_Given exercise:_ Can you copy every one of the rows below, character for character?

── Supplied records ──

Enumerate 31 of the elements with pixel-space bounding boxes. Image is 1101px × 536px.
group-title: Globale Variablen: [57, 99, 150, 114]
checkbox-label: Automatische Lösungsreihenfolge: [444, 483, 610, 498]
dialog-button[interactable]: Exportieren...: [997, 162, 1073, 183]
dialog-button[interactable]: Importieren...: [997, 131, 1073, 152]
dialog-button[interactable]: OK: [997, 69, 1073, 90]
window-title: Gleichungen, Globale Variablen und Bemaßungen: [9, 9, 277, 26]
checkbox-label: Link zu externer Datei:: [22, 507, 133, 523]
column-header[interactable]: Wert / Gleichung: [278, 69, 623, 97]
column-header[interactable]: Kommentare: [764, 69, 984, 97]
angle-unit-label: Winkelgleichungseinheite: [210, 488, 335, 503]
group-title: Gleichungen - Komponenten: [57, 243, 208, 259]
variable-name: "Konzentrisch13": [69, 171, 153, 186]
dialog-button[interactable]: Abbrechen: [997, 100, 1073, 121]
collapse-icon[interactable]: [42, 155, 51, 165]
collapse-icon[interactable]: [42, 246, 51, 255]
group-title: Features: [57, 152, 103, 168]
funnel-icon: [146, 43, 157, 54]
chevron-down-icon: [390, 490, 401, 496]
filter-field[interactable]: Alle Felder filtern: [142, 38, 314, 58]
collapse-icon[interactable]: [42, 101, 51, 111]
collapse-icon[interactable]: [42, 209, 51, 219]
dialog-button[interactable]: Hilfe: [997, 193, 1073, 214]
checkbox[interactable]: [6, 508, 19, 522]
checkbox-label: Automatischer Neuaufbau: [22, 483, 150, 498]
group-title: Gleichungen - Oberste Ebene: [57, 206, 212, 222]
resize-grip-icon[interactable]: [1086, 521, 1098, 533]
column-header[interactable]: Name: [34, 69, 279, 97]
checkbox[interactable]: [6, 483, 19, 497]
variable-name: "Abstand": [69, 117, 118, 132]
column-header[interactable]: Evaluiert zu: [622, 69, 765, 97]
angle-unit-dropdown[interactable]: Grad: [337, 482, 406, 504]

───

_Solution to the problem:_
Enumerate 31 of the elements with pixel-space bounding boxes. Image is 1101px × 536px.
group-title: Globale Variablen: [57, 99, 150, 114]
checkbox-label: Automatische Lösungsreihenfolge: [444, 483, 610, 498]
dialog-button[interactable]: Exportieren...: [997, 162, 1073, 183]
dialog-button[interactable]: Importieren...: [997, 131, 1073, 152]
dialog-button[interactable]: OK: [997, 69, 1073, 90]
window-title: Gleichungen, Globale Variablen und Bemaßungen: [9, 9, 277, 26]
checkbox-label: Link zu externer Datei:: [22, 507, 133, 523]
column-header[interactable]: Wert / Gleichung: [278, 69, 623, 97]
column-header[interactable]: Kommentare: [764, 69, 984, 97]
angle-unit-label: Winkelgleichungseinheite: [210, 488, 335, 503]
group-title: Gleichungen - Komponenten: [57, 243, 208, 259]
variable-name: "Konzentrisch13": [69, 171, 153, 186]
dialog-button[interactable]: Abbrechen: [997, 100, 1073, 121]
collapse-icon[interactable]: [42, 155, 51, 165]
collapse-icon[interactable]: [42, 246, 51, 255]
group-title: Features: [57, 152, 103, 168]
funnel-icon: [146, 43, 157, 54]
chevron-down-icon: [390, 490, 401, 496]
filter-field[interactable]: Alle Felder filtern: [142, 38, 314, 58]
collapse-icon[interactable]: [42, 101, 51, 111]
collapse-icon[interactable]: [42, 209, 51, 219]
dialog-button[interactable]: Hilfe: [997, 193, 1073, 214]
checkbox[interactable]: [6, 508, 19, 522]
checkbox-label: Automatischer Neuaufbau: [22, 483, 150, 498]
group-title: Gleichungen - Oberste Ebene: [57, 206, 212, 222]
resize-grip-icon[interactable]: [1086, 521, 1098, 533]
column-header[interactable]: Name: [34, 69, 279, 97]
checkbox[interactable]: [6, 483, 19, 497]
variable-name: "Abstand": [69, 117, 118, 132]
column-header[interactable]: Evaluiert zu: [622, 69, 765, 97]
angle-unit-dropdown[interactable]: Grad: [337, 482, 406, 504]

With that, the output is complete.